* **What to do**:
Output the records verbatim, starting with their first line and stopping after the line that contains "start-button[interactable] <box>0 760".

------

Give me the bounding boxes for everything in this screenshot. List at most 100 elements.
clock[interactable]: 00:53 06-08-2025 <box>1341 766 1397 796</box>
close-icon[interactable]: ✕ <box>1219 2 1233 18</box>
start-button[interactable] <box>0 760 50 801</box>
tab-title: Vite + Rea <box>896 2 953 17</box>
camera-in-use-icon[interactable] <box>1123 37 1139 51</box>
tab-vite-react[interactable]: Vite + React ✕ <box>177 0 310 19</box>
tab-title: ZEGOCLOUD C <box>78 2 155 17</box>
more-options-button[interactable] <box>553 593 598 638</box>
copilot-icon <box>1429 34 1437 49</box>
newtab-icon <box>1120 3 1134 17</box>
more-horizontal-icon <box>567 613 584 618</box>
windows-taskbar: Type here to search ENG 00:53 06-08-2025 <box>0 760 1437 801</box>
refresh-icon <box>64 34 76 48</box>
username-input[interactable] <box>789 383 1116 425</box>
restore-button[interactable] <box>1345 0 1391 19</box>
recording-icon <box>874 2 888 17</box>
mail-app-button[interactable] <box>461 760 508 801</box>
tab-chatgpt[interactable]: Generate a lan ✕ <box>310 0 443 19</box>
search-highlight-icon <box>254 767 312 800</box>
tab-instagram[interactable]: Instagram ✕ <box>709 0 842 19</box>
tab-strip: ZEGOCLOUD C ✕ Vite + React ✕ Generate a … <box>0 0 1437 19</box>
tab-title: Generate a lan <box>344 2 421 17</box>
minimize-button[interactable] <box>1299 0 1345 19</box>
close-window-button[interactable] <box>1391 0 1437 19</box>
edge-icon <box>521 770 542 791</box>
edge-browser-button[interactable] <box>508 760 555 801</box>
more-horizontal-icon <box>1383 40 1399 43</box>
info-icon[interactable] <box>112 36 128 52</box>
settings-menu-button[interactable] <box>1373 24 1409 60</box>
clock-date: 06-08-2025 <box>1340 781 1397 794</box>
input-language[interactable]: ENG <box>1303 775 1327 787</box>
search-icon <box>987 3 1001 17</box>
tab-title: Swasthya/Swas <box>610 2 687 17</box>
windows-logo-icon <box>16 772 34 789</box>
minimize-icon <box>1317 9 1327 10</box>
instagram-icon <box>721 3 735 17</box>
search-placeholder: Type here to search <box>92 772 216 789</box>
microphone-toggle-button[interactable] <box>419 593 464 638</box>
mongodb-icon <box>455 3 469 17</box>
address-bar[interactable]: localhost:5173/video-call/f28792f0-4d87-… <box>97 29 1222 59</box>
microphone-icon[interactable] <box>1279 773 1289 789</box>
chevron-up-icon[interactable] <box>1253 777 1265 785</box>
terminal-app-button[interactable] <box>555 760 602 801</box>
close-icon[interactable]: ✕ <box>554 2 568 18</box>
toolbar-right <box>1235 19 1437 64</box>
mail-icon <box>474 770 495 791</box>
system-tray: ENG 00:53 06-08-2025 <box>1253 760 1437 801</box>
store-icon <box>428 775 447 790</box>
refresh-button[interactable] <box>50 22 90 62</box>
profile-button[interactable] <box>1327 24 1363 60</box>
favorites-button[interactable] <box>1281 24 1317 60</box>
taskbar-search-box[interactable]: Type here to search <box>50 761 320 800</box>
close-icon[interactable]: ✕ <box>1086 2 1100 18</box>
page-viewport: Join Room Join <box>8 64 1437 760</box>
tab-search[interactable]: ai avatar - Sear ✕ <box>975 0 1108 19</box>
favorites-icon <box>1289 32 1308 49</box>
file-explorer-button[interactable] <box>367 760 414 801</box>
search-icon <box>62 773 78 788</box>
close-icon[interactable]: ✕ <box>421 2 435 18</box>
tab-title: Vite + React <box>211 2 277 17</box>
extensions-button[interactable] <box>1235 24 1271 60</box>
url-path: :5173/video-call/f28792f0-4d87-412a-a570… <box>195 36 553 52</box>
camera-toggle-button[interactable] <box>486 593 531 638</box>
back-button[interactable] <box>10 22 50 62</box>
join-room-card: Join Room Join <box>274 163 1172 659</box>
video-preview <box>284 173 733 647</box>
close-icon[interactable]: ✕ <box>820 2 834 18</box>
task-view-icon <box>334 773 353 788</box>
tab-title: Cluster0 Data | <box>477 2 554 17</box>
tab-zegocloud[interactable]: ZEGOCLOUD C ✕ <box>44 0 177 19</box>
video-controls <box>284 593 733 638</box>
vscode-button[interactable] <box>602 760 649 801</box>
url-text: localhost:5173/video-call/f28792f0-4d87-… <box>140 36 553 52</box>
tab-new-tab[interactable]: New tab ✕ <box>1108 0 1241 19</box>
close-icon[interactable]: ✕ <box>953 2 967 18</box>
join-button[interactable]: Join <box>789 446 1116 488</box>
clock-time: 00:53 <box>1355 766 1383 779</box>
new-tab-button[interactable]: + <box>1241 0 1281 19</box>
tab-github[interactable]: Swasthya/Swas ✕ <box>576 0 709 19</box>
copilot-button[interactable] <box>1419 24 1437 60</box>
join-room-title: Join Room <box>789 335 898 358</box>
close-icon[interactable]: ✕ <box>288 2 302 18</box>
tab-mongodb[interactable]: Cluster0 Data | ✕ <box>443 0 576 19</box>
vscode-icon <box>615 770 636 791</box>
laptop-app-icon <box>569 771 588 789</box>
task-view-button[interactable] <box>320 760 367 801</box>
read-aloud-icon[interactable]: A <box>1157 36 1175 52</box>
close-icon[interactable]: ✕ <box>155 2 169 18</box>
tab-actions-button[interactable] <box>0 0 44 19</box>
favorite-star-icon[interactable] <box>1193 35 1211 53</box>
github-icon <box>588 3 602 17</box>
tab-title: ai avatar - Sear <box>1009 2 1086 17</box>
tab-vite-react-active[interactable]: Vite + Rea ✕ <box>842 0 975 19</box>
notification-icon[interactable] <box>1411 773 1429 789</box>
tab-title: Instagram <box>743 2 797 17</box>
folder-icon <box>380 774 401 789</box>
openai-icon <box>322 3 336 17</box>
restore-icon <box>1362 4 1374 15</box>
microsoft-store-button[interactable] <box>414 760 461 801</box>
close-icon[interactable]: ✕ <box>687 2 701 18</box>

------

* **Worked solution**:
Give me the bounding boxes for everything in this screenshot. List at most 100 elements.
clock[interactable]: 00:53 06-08-2025 <box>1341 766 1397 796</box>
close-icon[interactable]: ✕ <box>1219 2 1233 18</box>
start-button[interactable] <box>0 760 50 801</box>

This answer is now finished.